Exactly repeat the material, dropping every picture from the copy.

-------

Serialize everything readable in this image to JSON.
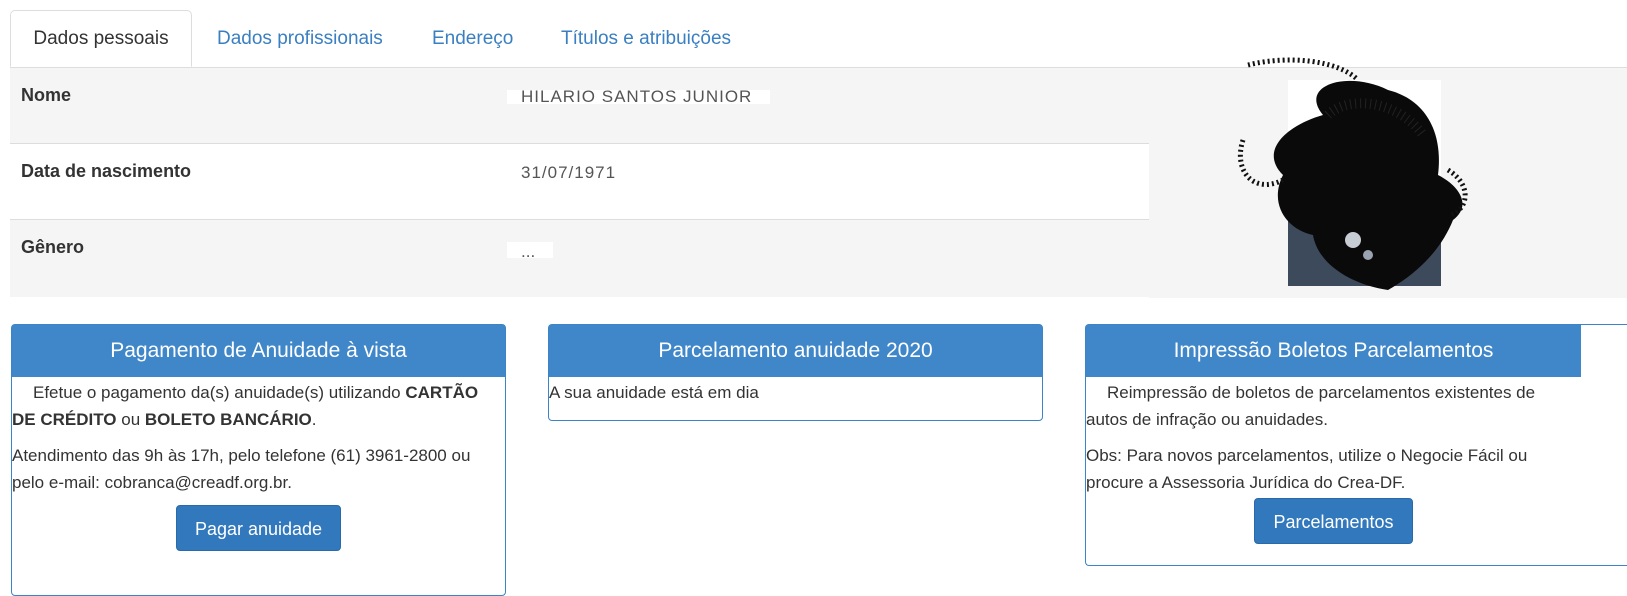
{
  "tabs": [
    {
      "label": "Dados pessoais",
      "active": true
    },
    {
      "label": "Dados profissionais",
      "active": false
    },
    {
      "label": "Endereço",
      "active": false
    },
    {
      "label": "Títulos e atribuições",
      "active": false
    }
  ],
  "personal": {
    "rows": [
      {
        "label": "Nome",
        "value": "HILARIO SANTOS JUNIOR"
      },
      {
        "label": "Data de nascimento",
        "value": "31/07/1971"
      },
      {
        "label": "Gênero",
        "value": "..."
      }
    ]
  },
  "panels": {
    "payment": {
      "title": "Pagamento de Anuidade à vista",
      "line1_pre": "Efetue o pagamento da(s) anuidade(s) utilizando ",
      "bold1": "CARTÃO DE CRÉDITO",
      "mid": " ou ",
      "bold2": "BOLETO BANCÁRIO",
      "end": ".",
      "line2": "Atendimento das 9h às 17h, pelo telefone (61) 3961-2800 ou pelo e-mail: cobranca@creadf.org.br.",
      "button": "Pagar anuidade"
    },
    "installment": {
      "title": "Parcelamento anuidade 2020",
      "text": "A sua anuidade está em dia"
    },
    "reprint": {
      "title": "Impressão Boletos Parcelamentos",
      "line1": "Reimpressão de boletos de parcelamentos existentes de autos de infração ou anuidades.",
      "line2": "Obs: Para novos parcelamentos, utilize o Negocie Fácil ou procure a Assessoria Jurídica do Crea-DF.",
      "button": "Parcelamentos"
    }
  },
  "colors": {
    "primary": "#4087ca",
    "link": "#3a7fc1"
  }
}
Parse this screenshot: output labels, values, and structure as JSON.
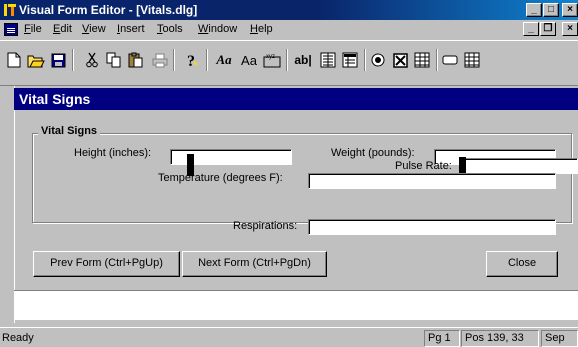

-------

▸ **Final answer**
Serialize everything readable in this image to JSON.
{
  "tabs": [
    {
      "label": "Dados pessoais",
      "active": true
    },
    {
      "label": "Dados profissionais",
      "active": false
    },
    {
      "label": "Endereço",
      "active": false
    },
    {
      "label": "Títulos e atribuições",
      "active": false
    }
  ],
  "personal": {
    "rows": [
      {
        "label": "Nome",
        "value": "HILARIO SANTOS JUNIOR"
      },
      {
        "label": "Data de nascimento",
        "value": "31/07/1971"
      },
      {
        "label": "Gênero",
        "value": "..."
      }
    ]
  },
  "panels": {
    "payment": {
      "title": "Pagamento de Anuidade à vista",
      "line1_pre": "Efetue o pagamento da(s) anuidade(s) utilizando ",
      "bold1": "CARTÃO DE CRÉDITO",
      "mid": " ou ",
      "bold2": "BOLETO BANCÁRIO",
      "end": ".",
      "line2": "Atendimento das 9h às 17h, pelo telefone (61) 3961-2800 ou pelo e-mail: cobranca@creadf.org.br.",
      "button": "Pagar anuidade"
    },
    "installment": {
      "title": "Parcelamento anuidade 2020",
      "text": "A sua anuidade está em dia"
    },
    "reprint": {
      "title": "Impressão Boletos Parcelamentos",
      "line1": "Reimpressão de boletos de parcelamentos existentes de autos de infração ou anuidades.",
      "line2": "Obs: Para novos parcelamentos, utilize o Negocie Fácil ou procure a Assessoria Jurídica do Crea-DF.",
      "button": "Parcelamentos"
    }
  },
  "colors": {
    "primary": "#4087ca",
    "link": "#3a7fc1"
  }
}
Parse this screenshot: output labels, values, and structure as JSON.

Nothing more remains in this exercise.